Problem to work on: Write out the material again word for word, dropping any images it holds.

Recorded data:
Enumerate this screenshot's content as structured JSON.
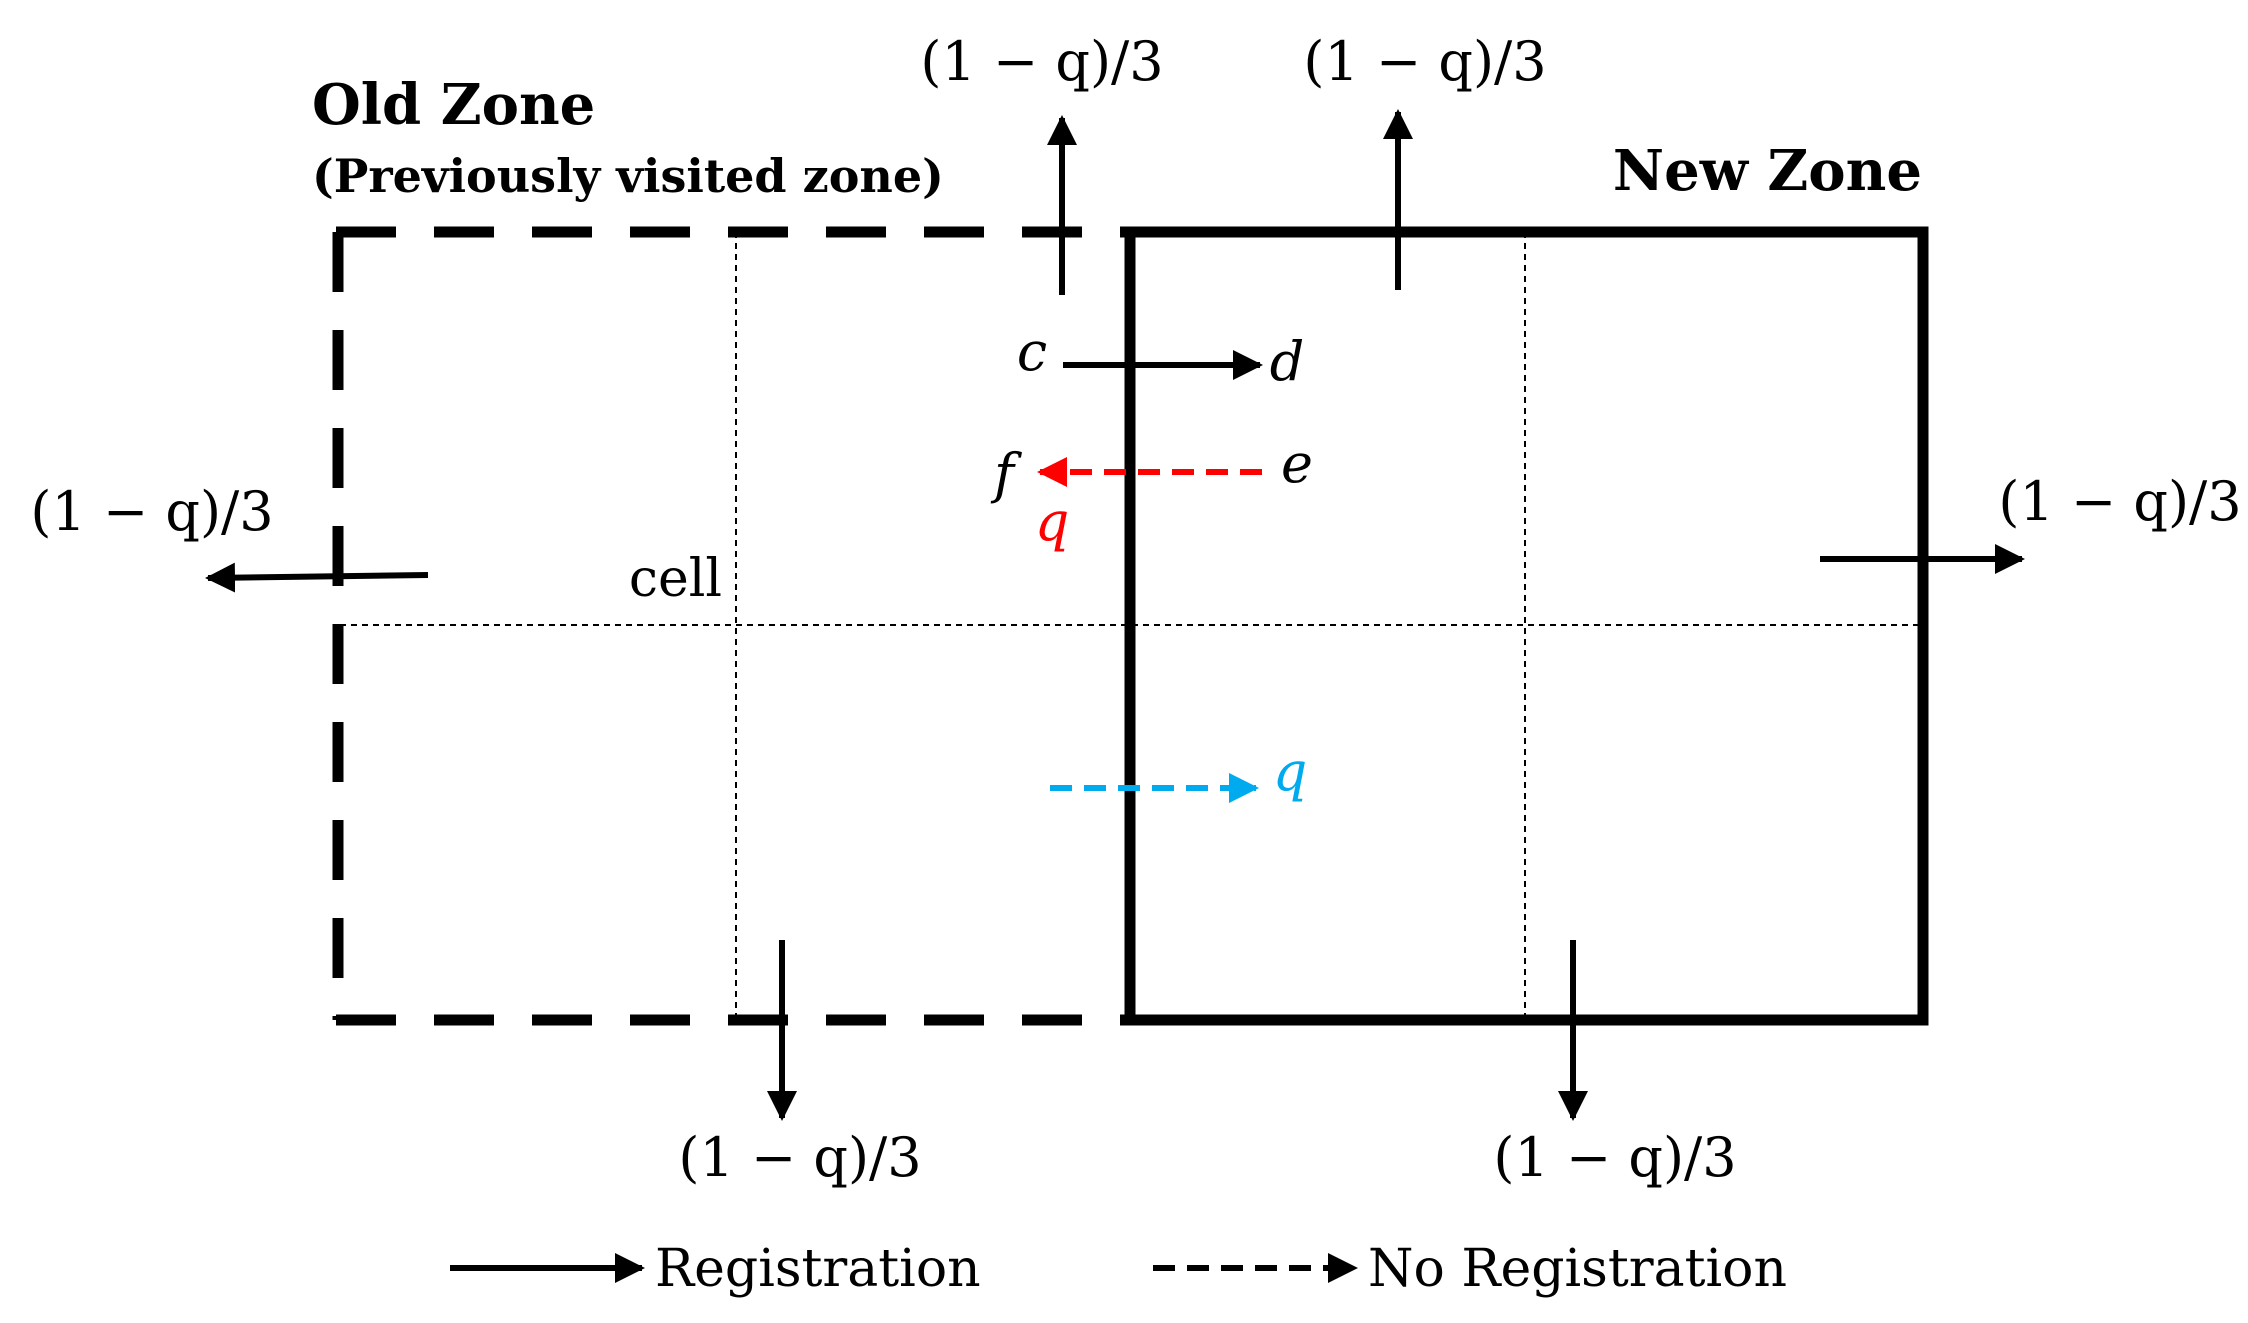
{
  "prob_label": "(1 − q)/3",
  "old_zone": {
    "title": "Old Zone",
    "subtitle": "(Previously visited zone)"
  },
  "new_zone": {
    "title": "New Zone"
  },
  "cell_label": "cell",
  "points": {
    "c": "c",
    "d": "d",
    "e": "e",
    "f": "f"
  },
  "q_red": "q",
  "q_blue": "q",
  "legend": {
    "registration": "Registration",
    "no_registration": "No Registration"
  },
  "colors": {
    "line": "#000000",
    "red": "#ff0000",
    "blue": "#00aaee"
  }
}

Finished task:
Enumerate this screenshot's content as structured JSON.
{
  "prob_label": "(1 − q)/3",
  "old_zone": {
    "title": "Old Zone",
    "subtitle": "(Previously visited zone)"
  },
  "new_zone": {
    "title": "New Zone"
  },
  "cell_label": "cell",
  "points": {
    "c": "c",
    "d": "d",
    "e": "e",
    "f": "f"
  },
  "q_red": "q",
  "q_blue": "q",
  "legend": {
    "registration": "Registration",
    "no_registration": "No Registration"
  },
  "colors": {
    "line": "#000000",
    "red": "#ff0000",
    "blue": "#00aaee"
  }
}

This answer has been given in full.